» **GIVEN RECORDS**
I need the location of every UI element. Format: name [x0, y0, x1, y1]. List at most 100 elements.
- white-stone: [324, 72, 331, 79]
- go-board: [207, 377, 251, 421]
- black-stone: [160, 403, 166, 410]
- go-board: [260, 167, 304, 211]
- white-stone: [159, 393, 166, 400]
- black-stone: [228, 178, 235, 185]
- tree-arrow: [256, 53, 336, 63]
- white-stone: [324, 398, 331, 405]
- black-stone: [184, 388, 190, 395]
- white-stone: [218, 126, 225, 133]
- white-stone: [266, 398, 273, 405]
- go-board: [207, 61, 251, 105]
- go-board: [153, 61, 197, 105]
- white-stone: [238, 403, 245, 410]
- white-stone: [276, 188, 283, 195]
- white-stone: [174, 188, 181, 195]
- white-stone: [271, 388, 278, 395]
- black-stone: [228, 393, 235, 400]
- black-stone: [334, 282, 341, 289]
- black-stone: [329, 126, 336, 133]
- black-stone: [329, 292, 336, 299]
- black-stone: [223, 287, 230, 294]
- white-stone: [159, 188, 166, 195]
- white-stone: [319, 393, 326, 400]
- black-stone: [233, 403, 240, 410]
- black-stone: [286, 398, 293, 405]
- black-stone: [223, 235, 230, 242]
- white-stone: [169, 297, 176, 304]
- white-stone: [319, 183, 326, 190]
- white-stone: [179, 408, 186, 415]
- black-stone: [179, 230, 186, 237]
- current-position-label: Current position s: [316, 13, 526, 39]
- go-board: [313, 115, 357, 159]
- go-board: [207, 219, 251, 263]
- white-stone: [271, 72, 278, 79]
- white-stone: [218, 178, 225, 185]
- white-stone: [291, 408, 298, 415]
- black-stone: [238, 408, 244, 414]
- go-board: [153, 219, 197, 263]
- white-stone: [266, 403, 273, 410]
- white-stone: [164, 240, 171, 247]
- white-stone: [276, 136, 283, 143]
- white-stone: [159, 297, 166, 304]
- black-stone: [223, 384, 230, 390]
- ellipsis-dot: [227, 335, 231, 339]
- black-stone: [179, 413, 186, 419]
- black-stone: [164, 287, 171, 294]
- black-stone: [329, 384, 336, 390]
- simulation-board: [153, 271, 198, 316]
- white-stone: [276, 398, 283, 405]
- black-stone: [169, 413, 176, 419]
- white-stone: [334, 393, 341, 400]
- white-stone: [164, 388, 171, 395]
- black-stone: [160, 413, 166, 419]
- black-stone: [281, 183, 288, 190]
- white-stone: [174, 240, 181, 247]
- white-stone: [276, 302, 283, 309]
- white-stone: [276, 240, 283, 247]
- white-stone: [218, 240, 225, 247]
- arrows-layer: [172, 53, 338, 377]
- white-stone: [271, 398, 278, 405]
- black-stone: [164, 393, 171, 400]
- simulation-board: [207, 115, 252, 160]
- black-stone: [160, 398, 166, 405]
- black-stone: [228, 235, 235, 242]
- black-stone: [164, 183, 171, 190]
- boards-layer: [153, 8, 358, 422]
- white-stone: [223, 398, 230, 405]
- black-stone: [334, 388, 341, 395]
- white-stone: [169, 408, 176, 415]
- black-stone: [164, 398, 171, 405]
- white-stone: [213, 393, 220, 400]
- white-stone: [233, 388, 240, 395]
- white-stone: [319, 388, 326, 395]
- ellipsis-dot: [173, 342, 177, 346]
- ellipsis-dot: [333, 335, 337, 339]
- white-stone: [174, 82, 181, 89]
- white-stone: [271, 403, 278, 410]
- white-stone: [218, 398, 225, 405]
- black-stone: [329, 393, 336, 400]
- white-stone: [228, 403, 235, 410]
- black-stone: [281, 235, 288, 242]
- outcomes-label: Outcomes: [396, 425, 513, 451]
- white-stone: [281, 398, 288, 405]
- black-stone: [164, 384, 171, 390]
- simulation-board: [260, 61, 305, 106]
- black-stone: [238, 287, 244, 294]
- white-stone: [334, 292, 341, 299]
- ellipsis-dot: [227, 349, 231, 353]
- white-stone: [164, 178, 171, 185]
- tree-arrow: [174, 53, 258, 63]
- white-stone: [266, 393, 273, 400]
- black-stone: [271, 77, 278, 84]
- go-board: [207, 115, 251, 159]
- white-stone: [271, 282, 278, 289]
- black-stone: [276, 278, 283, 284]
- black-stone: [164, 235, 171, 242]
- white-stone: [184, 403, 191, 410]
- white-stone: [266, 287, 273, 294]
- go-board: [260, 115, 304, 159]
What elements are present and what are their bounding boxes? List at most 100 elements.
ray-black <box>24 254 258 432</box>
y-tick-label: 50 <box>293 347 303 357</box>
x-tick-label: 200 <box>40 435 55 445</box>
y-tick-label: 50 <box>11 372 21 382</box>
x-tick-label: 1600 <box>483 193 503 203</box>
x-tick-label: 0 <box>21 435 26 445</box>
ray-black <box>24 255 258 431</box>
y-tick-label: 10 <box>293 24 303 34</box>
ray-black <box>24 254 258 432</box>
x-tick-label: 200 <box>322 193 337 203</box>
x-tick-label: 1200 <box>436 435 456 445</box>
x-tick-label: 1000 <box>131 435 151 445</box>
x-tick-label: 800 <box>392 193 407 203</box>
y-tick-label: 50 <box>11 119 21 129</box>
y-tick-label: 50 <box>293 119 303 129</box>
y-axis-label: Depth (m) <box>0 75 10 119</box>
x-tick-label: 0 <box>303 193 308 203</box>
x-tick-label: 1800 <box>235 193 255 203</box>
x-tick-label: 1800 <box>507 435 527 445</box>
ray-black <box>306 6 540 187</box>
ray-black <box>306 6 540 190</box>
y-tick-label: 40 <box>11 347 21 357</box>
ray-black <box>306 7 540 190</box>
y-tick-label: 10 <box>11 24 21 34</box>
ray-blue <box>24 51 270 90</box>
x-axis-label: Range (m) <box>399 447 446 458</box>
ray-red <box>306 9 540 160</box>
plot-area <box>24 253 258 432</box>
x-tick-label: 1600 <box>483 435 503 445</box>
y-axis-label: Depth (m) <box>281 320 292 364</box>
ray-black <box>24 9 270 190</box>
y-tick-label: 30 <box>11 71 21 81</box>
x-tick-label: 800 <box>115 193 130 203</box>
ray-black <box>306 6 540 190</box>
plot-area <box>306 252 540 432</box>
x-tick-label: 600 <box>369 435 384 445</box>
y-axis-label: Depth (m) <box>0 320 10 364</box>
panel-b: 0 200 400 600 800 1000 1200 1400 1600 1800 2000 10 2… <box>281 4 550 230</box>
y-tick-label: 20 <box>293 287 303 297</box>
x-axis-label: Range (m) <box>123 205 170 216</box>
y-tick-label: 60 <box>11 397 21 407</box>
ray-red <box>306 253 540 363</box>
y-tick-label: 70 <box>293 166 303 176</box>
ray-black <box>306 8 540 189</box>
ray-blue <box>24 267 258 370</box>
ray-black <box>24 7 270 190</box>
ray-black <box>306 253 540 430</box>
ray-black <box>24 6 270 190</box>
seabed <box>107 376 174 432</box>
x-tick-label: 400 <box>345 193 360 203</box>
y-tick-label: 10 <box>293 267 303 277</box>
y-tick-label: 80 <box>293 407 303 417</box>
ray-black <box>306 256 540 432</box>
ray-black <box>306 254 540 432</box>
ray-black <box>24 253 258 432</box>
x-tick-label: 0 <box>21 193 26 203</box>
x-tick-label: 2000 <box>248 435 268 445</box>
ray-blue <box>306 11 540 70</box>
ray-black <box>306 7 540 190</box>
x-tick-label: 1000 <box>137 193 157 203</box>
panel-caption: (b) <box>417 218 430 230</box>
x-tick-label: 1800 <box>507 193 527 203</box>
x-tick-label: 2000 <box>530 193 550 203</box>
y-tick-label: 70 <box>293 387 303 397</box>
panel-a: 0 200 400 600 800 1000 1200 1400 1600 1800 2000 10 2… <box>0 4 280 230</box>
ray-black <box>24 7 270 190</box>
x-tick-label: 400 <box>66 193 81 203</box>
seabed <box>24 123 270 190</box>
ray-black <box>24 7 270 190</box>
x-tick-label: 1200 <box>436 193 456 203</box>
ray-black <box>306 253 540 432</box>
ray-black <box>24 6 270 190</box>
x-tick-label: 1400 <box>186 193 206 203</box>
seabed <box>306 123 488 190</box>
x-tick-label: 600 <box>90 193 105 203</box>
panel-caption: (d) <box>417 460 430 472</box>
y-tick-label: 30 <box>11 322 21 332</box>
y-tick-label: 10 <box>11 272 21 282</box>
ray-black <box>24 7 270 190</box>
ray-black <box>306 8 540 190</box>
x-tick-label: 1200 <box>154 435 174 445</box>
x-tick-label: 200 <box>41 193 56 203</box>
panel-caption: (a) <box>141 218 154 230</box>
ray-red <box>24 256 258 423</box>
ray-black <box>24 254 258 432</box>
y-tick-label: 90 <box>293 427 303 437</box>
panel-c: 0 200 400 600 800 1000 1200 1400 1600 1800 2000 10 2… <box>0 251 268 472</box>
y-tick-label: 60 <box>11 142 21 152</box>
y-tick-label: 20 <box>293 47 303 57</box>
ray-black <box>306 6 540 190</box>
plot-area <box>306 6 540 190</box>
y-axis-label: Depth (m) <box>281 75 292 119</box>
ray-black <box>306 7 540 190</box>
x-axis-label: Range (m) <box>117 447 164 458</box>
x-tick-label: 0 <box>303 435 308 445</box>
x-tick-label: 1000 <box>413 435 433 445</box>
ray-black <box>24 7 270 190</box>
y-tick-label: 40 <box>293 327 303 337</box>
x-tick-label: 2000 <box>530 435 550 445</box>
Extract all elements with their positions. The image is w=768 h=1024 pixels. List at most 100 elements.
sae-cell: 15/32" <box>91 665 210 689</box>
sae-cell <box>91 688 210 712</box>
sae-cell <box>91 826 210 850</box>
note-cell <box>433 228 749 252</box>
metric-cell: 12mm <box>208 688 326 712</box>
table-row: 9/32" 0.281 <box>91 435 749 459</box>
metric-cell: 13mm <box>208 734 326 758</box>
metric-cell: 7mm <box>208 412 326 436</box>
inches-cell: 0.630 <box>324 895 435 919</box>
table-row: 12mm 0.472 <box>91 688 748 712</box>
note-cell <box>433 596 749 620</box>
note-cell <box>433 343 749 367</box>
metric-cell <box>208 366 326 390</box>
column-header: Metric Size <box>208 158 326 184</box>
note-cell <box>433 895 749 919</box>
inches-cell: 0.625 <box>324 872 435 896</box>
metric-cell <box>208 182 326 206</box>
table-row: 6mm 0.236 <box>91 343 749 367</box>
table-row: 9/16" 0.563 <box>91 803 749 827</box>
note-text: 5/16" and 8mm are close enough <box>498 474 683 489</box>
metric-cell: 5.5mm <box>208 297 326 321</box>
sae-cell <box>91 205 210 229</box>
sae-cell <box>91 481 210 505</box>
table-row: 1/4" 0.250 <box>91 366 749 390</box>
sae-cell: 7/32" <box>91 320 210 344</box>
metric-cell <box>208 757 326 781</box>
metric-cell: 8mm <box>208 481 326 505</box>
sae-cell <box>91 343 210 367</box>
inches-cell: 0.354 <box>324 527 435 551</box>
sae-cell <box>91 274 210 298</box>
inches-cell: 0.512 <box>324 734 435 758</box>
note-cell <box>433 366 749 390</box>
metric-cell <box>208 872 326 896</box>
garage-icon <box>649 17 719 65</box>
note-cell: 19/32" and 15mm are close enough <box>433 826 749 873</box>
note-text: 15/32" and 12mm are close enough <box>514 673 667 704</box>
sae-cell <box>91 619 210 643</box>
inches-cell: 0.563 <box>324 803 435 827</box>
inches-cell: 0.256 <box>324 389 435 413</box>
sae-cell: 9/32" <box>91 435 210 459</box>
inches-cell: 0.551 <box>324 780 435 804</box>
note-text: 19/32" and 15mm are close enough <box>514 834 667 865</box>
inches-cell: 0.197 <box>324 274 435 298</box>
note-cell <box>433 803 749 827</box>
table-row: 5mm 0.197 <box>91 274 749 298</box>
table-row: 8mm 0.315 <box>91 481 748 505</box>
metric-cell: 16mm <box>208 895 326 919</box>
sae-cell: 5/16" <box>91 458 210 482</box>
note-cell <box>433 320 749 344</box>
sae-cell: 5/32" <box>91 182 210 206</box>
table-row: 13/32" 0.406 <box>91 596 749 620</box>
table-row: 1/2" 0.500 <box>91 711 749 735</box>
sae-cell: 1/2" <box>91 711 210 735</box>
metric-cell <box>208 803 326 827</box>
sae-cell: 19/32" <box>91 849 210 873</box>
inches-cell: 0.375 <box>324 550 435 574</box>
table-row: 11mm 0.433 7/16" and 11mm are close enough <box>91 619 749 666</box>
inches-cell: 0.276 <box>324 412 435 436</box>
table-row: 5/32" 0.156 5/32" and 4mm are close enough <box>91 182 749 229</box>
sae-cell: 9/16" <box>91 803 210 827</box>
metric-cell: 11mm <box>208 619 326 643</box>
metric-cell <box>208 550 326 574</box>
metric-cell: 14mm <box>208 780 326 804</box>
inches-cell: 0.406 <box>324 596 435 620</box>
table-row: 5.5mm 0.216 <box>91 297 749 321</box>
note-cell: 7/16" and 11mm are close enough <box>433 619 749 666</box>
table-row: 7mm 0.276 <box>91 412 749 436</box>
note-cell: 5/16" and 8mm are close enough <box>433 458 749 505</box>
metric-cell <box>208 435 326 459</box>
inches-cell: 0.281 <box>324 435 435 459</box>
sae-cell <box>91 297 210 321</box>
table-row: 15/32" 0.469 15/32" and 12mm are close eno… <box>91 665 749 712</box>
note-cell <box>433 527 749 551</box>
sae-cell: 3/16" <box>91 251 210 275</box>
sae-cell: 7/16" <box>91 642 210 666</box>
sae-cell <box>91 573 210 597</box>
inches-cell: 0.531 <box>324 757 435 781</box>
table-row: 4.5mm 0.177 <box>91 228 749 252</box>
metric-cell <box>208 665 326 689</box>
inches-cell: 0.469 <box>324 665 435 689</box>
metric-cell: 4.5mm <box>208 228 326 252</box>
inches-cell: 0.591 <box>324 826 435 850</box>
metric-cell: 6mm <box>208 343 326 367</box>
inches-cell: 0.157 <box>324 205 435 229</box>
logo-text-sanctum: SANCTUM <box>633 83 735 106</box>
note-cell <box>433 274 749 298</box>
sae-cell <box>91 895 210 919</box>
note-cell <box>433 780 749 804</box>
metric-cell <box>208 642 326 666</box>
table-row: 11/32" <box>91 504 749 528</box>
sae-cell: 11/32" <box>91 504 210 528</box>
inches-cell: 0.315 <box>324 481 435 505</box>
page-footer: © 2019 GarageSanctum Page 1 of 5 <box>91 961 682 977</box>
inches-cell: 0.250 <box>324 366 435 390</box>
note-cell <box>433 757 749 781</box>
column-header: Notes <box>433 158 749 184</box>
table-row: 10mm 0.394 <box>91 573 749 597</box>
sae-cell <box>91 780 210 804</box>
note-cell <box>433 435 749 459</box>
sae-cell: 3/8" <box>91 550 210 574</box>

» **EXERCISE DETAILS**
Please put the rows, from the very start through the line containing "- black-stone: [228, 178, 235, 185]", into a numbered list with both ends included and blank lines left out. List only those lines.

» **COMPLETE RESPONSE**
1. I need the location of every UI element. Format: name [x0, y0, x1, y1]. List at most 100 elements.
2. - white-stone: [324, 72, 331, 79]
3. - go-board: [207, 377, 251, 421]
4. - black-stone: [160, 403, 166, 410]
5. - go-board: [260, 167, 304, 211]
6. - white-stone: [159, 393, 166, 400]
7. - black-stone: [228, 178, 235, 185]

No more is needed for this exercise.